→ YOUR GOAL: Only the number is wanted: count the lines that include the word "name".

→ LISTED RECORDS:

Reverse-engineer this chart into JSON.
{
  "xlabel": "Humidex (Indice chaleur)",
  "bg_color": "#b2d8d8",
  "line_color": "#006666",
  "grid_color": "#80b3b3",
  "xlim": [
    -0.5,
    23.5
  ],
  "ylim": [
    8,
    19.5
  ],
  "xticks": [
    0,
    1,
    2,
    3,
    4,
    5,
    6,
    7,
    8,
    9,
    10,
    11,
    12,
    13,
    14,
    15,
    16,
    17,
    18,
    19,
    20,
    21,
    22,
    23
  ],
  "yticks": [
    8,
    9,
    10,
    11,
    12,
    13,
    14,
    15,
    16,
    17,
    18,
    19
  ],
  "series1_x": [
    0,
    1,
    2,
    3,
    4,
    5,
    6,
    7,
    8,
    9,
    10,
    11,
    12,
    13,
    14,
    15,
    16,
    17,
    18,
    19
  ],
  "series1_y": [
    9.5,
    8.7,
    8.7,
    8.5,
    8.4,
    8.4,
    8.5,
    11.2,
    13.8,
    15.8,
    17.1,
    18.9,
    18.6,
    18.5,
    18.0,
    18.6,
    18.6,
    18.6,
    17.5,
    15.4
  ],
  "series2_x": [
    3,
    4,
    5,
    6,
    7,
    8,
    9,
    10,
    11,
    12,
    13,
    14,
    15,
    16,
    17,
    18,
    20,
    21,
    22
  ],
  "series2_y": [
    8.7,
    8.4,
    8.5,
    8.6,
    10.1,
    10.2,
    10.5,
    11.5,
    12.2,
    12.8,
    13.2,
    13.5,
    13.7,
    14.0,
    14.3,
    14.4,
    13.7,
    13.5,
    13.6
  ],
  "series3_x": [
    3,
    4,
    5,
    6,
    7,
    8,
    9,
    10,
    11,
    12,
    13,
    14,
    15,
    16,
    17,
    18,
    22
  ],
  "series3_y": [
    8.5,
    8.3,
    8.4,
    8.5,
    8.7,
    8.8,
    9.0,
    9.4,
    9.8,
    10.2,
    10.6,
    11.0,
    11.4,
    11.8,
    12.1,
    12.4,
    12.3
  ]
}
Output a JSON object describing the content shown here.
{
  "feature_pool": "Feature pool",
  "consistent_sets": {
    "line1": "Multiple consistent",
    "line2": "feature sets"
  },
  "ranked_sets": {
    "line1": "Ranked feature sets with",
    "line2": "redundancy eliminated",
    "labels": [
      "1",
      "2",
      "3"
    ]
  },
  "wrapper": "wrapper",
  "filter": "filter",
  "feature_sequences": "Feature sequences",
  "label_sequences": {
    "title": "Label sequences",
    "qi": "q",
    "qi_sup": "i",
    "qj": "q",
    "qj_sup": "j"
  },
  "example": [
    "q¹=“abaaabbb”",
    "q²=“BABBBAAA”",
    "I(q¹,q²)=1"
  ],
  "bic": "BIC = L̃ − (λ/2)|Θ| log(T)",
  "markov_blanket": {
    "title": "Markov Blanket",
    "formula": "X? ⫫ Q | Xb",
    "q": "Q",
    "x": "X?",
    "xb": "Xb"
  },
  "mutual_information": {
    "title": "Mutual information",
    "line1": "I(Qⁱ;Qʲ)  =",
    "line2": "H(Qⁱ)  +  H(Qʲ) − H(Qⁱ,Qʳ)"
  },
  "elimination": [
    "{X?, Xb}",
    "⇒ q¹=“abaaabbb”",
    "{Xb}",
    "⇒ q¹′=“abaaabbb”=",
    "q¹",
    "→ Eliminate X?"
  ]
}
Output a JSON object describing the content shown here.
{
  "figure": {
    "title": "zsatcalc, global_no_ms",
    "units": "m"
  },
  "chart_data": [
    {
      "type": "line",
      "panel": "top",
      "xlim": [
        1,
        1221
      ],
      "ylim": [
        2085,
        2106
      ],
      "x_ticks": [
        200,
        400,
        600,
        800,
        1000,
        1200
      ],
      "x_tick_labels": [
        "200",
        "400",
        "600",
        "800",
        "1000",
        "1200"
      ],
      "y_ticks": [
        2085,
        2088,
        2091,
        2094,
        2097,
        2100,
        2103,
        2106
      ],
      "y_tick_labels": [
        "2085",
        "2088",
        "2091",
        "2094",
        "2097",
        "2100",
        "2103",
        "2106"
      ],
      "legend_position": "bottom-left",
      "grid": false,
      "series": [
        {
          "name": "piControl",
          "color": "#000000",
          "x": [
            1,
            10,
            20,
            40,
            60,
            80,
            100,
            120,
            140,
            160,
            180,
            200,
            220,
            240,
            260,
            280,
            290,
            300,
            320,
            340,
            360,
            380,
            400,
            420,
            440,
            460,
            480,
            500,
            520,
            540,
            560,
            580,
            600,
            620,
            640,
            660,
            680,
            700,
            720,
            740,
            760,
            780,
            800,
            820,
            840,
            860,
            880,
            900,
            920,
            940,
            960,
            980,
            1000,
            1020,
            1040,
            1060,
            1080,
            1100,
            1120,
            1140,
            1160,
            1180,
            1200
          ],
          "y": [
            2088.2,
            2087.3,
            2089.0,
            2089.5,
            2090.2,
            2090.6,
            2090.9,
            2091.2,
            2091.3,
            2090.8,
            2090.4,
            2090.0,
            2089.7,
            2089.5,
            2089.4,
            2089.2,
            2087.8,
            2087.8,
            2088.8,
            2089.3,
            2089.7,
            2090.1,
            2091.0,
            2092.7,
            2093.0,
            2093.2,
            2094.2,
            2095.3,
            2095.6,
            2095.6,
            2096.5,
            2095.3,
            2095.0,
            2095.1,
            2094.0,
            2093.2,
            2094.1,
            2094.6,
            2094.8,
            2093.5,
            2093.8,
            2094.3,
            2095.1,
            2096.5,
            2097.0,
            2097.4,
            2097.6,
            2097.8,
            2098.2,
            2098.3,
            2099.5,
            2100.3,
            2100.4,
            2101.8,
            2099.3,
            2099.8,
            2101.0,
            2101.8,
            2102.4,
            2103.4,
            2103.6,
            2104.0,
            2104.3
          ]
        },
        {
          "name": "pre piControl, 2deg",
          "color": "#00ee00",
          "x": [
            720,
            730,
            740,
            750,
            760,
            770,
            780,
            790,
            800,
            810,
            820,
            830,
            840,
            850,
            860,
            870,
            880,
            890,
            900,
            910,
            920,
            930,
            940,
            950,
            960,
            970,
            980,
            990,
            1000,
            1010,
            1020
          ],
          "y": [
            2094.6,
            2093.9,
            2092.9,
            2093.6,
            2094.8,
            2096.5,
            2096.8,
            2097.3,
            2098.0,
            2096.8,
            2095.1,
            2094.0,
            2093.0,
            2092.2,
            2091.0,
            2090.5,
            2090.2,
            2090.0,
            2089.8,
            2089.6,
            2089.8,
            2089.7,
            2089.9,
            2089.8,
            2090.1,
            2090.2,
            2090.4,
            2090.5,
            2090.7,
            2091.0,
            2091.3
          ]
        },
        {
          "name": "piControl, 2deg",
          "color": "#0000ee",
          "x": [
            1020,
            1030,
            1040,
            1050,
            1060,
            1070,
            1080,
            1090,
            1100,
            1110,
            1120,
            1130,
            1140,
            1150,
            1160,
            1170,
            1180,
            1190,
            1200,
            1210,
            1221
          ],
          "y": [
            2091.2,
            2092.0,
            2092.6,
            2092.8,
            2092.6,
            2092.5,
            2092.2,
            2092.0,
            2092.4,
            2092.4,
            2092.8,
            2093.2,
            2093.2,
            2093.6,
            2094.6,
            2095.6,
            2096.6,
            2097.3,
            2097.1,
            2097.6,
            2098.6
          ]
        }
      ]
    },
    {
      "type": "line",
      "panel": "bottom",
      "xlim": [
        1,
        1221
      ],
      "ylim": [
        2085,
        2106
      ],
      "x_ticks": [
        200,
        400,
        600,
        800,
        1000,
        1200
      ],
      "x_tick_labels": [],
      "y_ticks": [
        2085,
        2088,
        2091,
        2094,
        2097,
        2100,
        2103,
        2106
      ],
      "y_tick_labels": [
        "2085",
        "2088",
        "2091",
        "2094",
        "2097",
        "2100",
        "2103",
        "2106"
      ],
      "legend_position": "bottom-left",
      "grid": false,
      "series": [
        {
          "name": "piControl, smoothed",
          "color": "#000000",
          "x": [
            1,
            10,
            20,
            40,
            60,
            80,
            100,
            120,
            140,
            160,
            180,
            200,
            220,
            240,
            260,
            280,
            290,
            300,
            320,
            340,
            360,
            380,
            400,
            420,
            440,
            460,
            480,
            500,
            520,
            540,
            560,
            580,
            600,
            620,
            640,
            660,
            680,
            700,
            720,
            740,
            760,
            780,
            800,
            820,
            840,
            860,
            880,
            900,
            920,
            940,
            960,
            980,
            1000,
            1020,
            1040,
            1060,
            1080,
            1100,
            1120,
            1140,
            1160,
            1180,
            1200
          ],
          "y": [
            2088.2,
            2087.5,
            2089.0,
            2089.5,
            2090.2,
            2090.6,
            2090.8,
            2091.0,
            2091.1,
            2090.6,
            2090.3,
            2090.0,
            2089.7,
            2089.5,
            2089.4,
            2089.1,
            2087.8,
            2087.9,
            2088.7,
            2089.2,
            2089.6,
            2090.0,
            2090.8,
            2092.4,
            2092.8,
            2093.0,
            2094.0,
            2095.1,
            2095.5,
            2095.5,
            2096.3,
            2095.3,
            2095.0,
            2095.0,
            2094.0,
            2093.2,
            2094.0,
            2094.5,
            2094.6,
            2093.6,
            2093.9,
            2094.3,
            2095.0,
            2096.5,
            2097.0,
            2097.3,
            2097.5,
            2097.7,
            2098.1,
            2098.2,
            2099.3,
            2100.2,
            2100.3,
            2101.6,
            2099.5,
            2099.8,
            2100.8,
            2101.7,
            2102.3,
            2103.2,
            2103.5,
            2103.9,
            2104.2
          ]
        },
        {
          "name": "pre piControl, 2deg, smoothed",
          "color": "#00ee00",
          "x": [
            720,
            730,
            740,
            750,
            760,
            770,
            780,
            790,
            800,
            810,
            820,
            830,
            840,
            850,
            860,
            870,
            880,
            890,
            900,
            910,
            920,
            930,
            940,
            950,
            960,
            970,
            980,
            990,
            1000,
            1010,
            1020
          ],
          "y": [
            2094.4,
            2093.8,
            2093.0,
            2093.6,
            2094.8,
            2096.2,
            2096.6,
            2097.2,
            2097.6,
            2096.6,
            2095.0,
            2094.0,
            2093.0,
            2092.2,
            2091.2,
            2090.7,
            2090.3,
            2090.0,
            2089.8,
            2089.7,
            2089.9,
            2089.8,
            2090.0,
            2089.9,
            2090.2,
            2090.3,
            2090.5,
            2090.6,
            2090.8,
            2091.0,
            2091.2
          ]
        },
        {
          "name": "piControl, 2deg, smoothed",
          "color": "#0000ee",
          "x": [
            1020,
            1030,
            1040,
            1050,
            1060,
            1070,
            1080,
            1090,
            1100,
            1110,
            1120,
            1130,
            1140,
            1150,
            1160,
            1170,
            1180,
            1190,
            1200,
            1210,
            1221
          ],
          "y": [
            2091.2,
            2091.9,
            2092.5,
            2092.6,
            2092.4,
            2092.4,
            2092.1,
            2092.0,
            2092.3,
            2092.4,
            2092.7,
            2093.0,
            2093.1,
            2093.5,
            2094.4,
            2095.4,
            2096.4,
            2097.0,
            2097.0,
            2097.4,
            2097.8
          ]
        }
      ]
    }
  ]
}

→ TASK ANSWER: 6